[Task goal]
Exclude the pictures, then copy all remaining records exactly.

(Records)
********
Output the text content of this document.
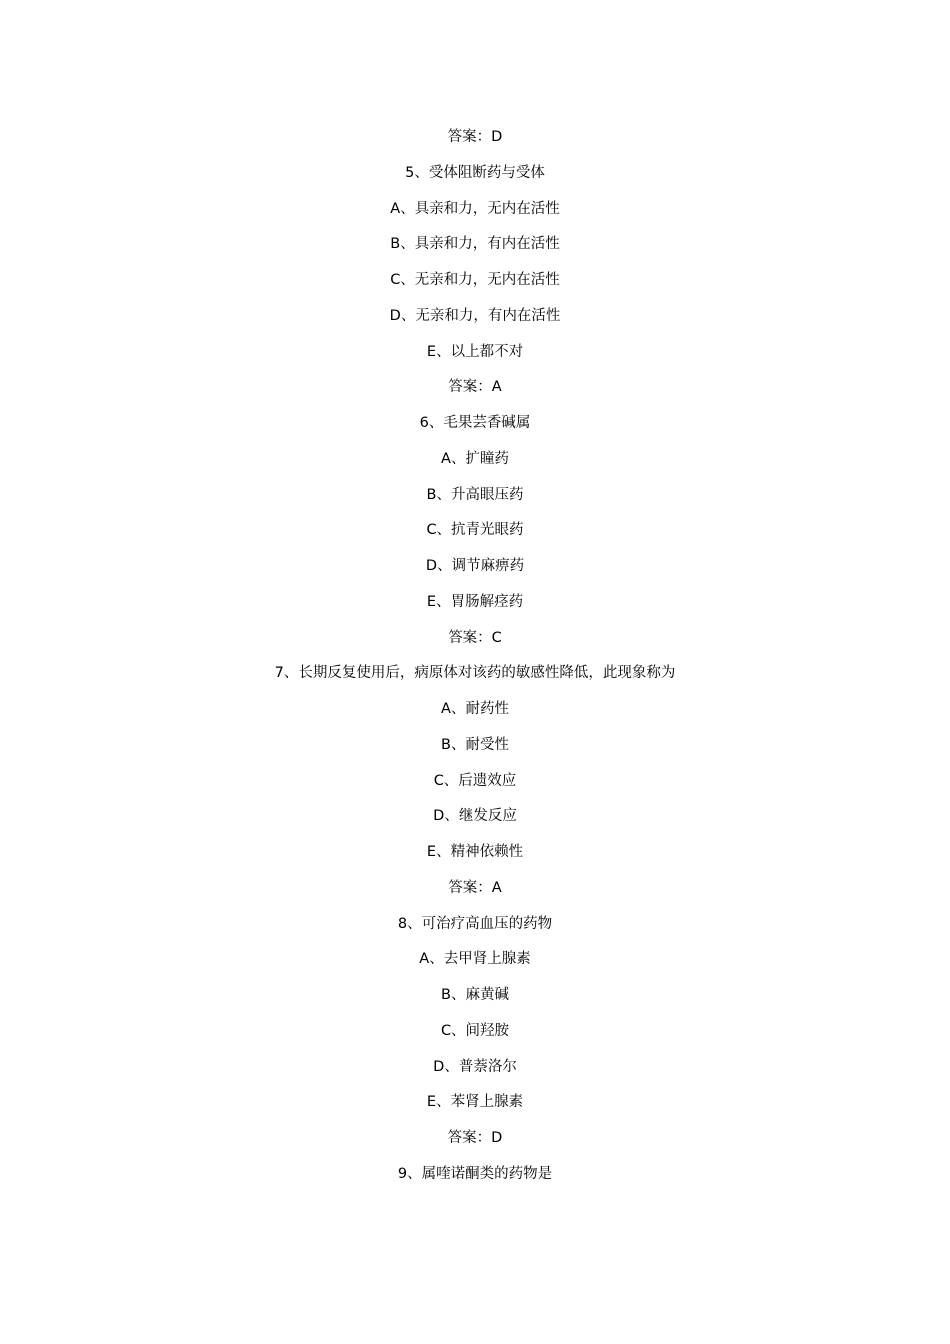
答案：D

5、受体阻断药与受体

A、具亲和力，无内在活性

B、具亲和力，有内在活性

C、无亲和力，无内在活性

D、无亲和力，有内在活性

E、以上都不对

答案：A

6、毛果芸香碱属

A、扩瞳药

B、升高眼压药

C、抗青光眼药

D、调节麻痹药

E、胃肠解痉药

答案：C

7、长期反复使用后，病原体对该药的敏感性降低，此现象称为

A、耐药性

B、耐受性

C、后遗效应

D、继发反应

E、精神依赖性

答案：A

8、可治疗高血压的药物

A、去甲肾上腺素

B、麻黄碱

C、间羟胺

D、普萘洛尔

E、苯肾上腺素

答案：D

9、属喹诺酮类的药物是
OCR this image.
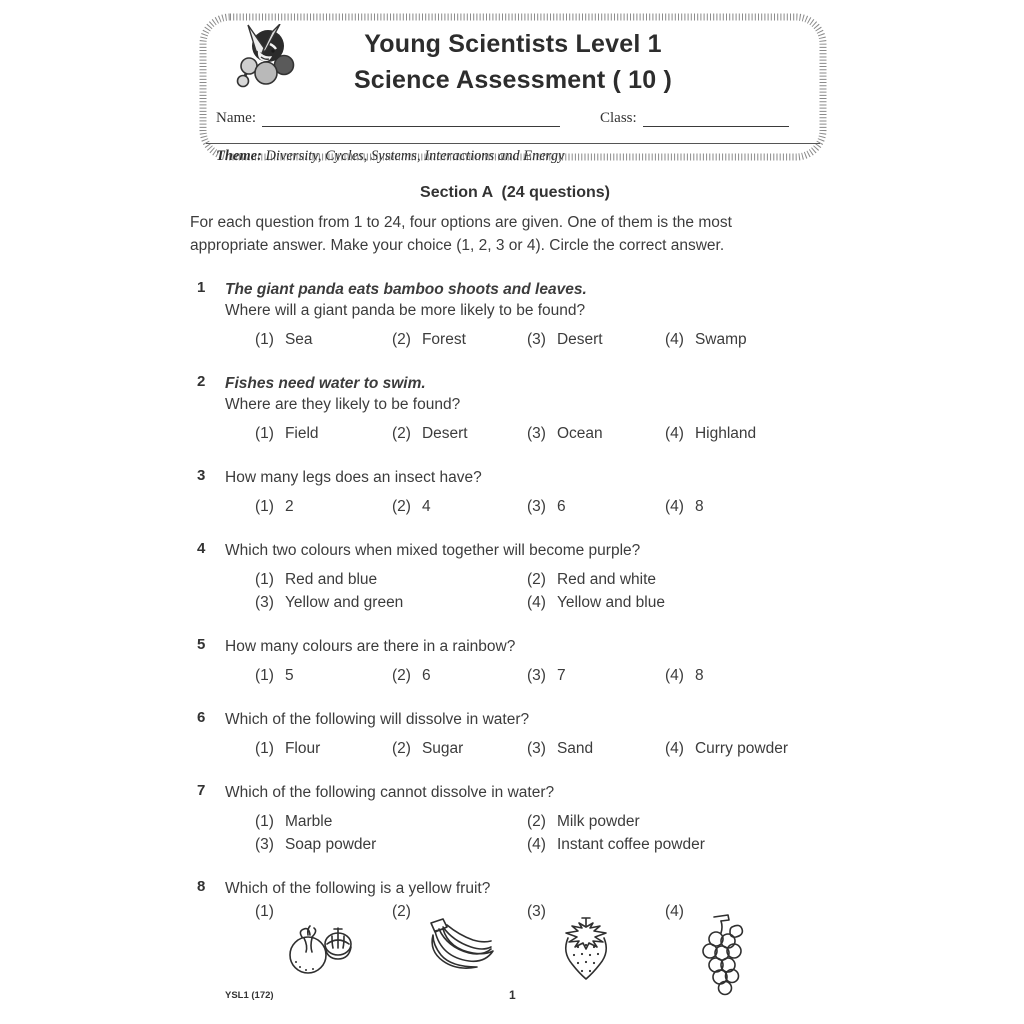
Young Scientists Level 1
Science Assessment ( 10 )
Name:	Class:
Theme: Diversity, Cycles, Systems, Interactions and Energy
Section A  (24 questions)
For each question from 1 to 24, four options are given. One of them is the most
appropriate answer. Make your choice (1, 2, 3 or 4). Circle the correct answer.
1	The giant panda eats bamboo shoots and leaves.
Where will a giant panda be more likely to be found?
(1) Sea	(2) Forest	(3) Desert	(4) Swamp
2	Fishes need water to swim.
Where are they likely to be found?
(1) Field	(2) Desert	(3) Ocean	(4) Highland
3	How many legs does an insect have?
(1) 2	(2) 4	(3) 6	(4) 8
4	Which two colours when mixed together will become purple?
(1) Red and blue	(2) Red and white
(3) Yellow and green	(4) Yellow and blue
5	How many colours are there in a rainbow?
(1) 5	(2) 6	(3) 7	(4) 8
6	Which of the following will dissolve in water?
(1) Flour	(2) Sugar	(3) Sand	(4) Curry powder
7	Which of the following cannot dissolve in water?
(1) Marble	(2) Milk powder
(3) Soap powder	(4) Instant coffee powder
8	Which of the following is a yellow fruit?
(1)	(2)	(3)	(4)
YSL1 (172)	1
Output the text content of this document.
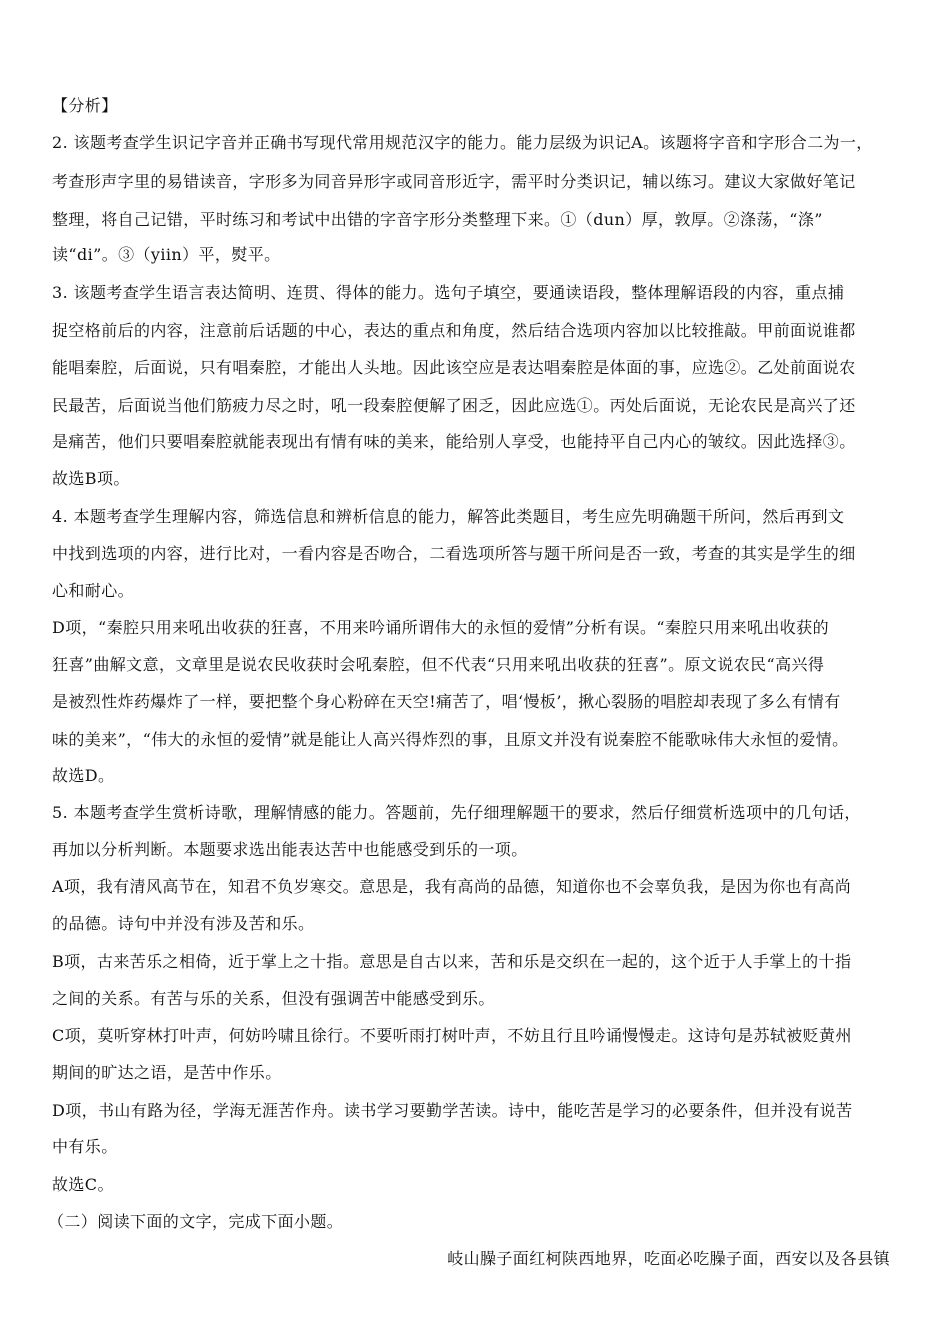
【分析】
2. 该题考查学生识记字音并正确书写现代常用规范汉字的能力。能力层级为识记A。该题将字音和字形合二为一，
考查形声字里的易错读音，字形多为同音异形字或同音形近字，需平时分类识记，辅以练习。建议大家做好笔记
整理，将自己记错，平时练习和考试中出错的字音字形分类整理下来。①（dun）厚，敦厚。②涤荡，“涤”
读“di”。③（yiin）平，熨平。
3. 该题考查学生语言表达简明、连贯、得体的能力。选句子填空，要通读语段，整体理解语段的内容，重点捕
捉空格前后的内容，注意前后话题的中心，表达的重点和角度，然后结合选项内容加以比较推敲。甲前面说谁都
能唱秦腔，后面说，只有唱秦腔，才能出人头地。因此该空应是表达唱秦腔是体面的事，应选②。乙处前面说农
民最苦，后面说当他们筋疲力尽之时，吼一段秦腔便解了困乏，因此应选①。丙处后面说，无论农民是高兴了还
是痛苦，他们只要唱秦腔就能表现出有情有味的美来，能给别人享受，也能持平自己内心的皱纹。因此选择③。
故选B项。
4. 本题考查学生理解内容，筛选信息和辨析信息的能力，解答此类题目，考生应先明确题干所问，然后再到文
中找到选项的内容，进行比对，一看内容是否吻合，二看选项所答与题干所问是否一致，考查的其实是学生的细
心和耐心。
D项，“秦腔只用来吼出收获的狂喜，不用来吟诵所谓伟大的永恒的爱情”分析有误。“秦腔只用来吼出收获的
狂喜”曲解文意，文章里是说农民收获时会吼秦腔，但不代表“只用来吼出收获的狂喜”。原文说农民“高兴得
是被烈性炸药爆炸了一样，要把整个身心粉碎在天空!痛苦了，唱‘慢板’，揪心裂肠的唱腔却表现了多么有情有
味的美来”，“伟大的永恒的爱情”就是能让人高兴得炸烈的事，且原文并没有说秦腔不能歌咏伟大永恒的爱情。
故选D。
5. 本题考查学生赏析诗歌，理解情感的能力。答题前，先仔细理解题干的要求，然后仔细赏析选项中的几句话，
再加以分析判断。本题要求选出能表达苦中也能感受到乐的一项。
A项，我有清风高节在，知君不负岁寒交。意思是，我有高尚的品德，知道你也不会辜负我，是因为你也有高尚
的品德。诗句中并没有涉及苦和乐。
B项，古来苦乐之相倚，近于掌上之十指。意思是自古以来，苦和乐是交织在一起的，这个近于人手掌上的十指
之间的关系。有苦与乐的关系，但没有强调苦中能感受到乐。
C项，莫听穿林打叶声，何妨吟啸且徐行。不要听雨打树叶声，不妨且行且吟诵慢慢走。这诗句是苏轼被贬黄州
期间的旷达之语，是苦中作乐。
D项，书山有路为径，学海无涯苦作舟。读书学习要勤学苦读。诗中，能吃苦是学习的必要条件，但并没有说苦
中有乐。
故选C。
（二）阅读下面的文字，完成下面小题。
岐山臊子面红柯陕西地界，吃面必吃臊子面，西安以及各县镇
********
[Response for this exercise]
Output the text content of this document.
答案：D

5、受体阻断药与受体

A、具亲和力，无内在活性

B、具亲和力，有内在活性

C、无亲和力，无内在活性

D、无亲和力，有内在活性

E、以上都不对

答案：A

6、毛果芸香碱属

A、扩瞳药

B、升高眼压药

C、抗青光眼药

D、调节麻痹药

E、胃肠解痉药

答案：C

7、长期反复使用后，病原体对该药的敏感性降低，此现象称为

A、耐药性

B、耐受性

C、后遗效应

D、继发反应

E、精神依赖性

答案：A

8、可治疗高血压的药物

A、去甲肾上腺素

B、麻黄碱

C、间羟胺

D、普萘洛尔

E、苯肾上腺素

答案：D

9、属喹诺酮类的药物是
OCR this image.
Young Scientists Level 1
Science Assessment ( 10 )
Name:	Class:
Theme: Diversity, Cycles, Systems, Interactions and Energy
Section A  (24 questions)
For each question from 1 to 24, four options are given. One of them is the most
appropriate answer. Make your choice (1, 2, 3 or 4). Circle the correct answer.
1	The giant panda eats bamboo shoots and leaves.
Where will a giant panda be more likely to be found?
(1) Sea	(2) Forest	(3) Desert	(4) Swamp
2	Fishes need water to swim.
Where are they likely to be found?
(1) Field	(2) Desert	(3) Ocean	(4) Highland
3	How many legs does an insect have?
(1) 2	(2) 4	(3) 6	(4) 8
4	Which two colours when mixed together will become purple?
(1) Red and blue	(2) Red and white
(3) Yellow and green	(4) Yellow and blue
5	How many colours are there in a rainbow?
(1) 5	(2) 6	(3) 7	(4) 8
6	Which of the following will dissolve in water?
(1) Flour	(2) Sugar	(3) Sand	(4) Curry powder
7	Which of the following cannot dissolve in water?
(1) Marble	(2) Milk powder
(3) Soap powder	(4) Instant coffee powder
8	Which of the following is a yellow fruit?
(1)	(2)	(3)	(4)
YSL1 (172)	1
Output the text content of this document.
【分析】
2. 该题考查学生识记字音并正确书写现代常用规范汉字的能力。能力层级为识记A。该题将字音和字形合二为一，
考查形声字里的易错读音，字形多为同音异形字或同音形近字，需平时分类识记，辅以练习。建议大家做好笔记
整理，将自己记错，平时练习和考试中出错的字音字形分类整理下来。①（dun）厚，敦厚。②涤荡，“涤”
读“di”。③（yiin）平，熨平。
3. 该题考查学生语言表达简明、连贯、得体的能力。选句子填空，要通读语段，整体理解语段的内容，重点捕
捉空格前后的内容，注意前后话题的中心，表达的重点和角度，然后结合选项内容加以比较推敲。甲前面说谁都
能唱秦腔，后面说，只有唱秦腔，才能出人头地。因此该空应是表达唱秦腔是体面的事，应选②。乙处前面说农
民最苦，后面说当他们筋疲力尽之时，吼一段秦腔便解了困乏，因此应选①。丙处后面说，无论农民是高兴了还
是痛苦，他们只要唱秦腔就能表现出有情有味的美来，能给别人享受，也能持平自己内心的皱纹。因此选择③。
故选B项。
4. 本题考查学生理解内容，筛选信息和辨析信息的能力，解答此类题目，考生应先明确题干所问，然后再到文
中找到选项的内容，进行比对，一看内容是否吻合，二看选项所答与题干所问是否一致，考查的其实是学生的细
心和耐心。
D项，“秦腔只用来吼出收获的狂喜，不用来吟诵所谓伟大的永恒的爱情”分析有误。“秦腔只用来吼出收获的
狂喜”曲解文意，文章里是说农民收获时会吼秦腔，但不代表“只用来吼出收获的狂喜”。原文说农民“高兴得
是被烈性炸药爆炸了一样，要把整个身心粉碎在天空!痛苦了，唱‘慢板’，揪心裂肠的唱腔却表现了多么有情有
味的美来”，“伟大的永恒的爱情”就是能让人高兴得炸烈的事，且原文并没有说秦腔不能歌咏伟大永恒的爱情。
故选D。
5. 本题考查学生赏析诗歌，理解情感的能力。答题前，先仔细理解题干的要求，然后仔细赏析选项中的几句话，
再加以分析判断。本题要求选出能表达苦中也能感受到乐的一项。
A项，我有清风高节在，知君不负岁寒交。意思是，我有高尚的品德，知道你也不会辜负我，是因为你也有高尚
的品德。诗句中并没有涉及苦和乐。
B项，古来苦乐之相倚，近于掌上之十指。意思是自古以来，苦和乐是交织在一起的，这个近于人手掌上的十指
之间的关系。有苦与乐的关系，但没有强调苦中能感受到乐。
C项，莫听穿林打叶声，何妨吟啸且徐行。不要听雨打树叶声，不妨且行且吟诵慢慢走。这诗句是苏轼被贬黄州
期间的旷达之语，是苦中作乐。
D项，书山有路为径，学海无涯苦作舟。读书学习要勤学苦读。诗中，能吃苦是学习的必要条件，但并没有说苦
中有乐。
故选C。
（二）阅读下面的文字，完成下面小题。
岐山臊子面红柯陕西地界，吃面必吃臊子面，西安以及各县镇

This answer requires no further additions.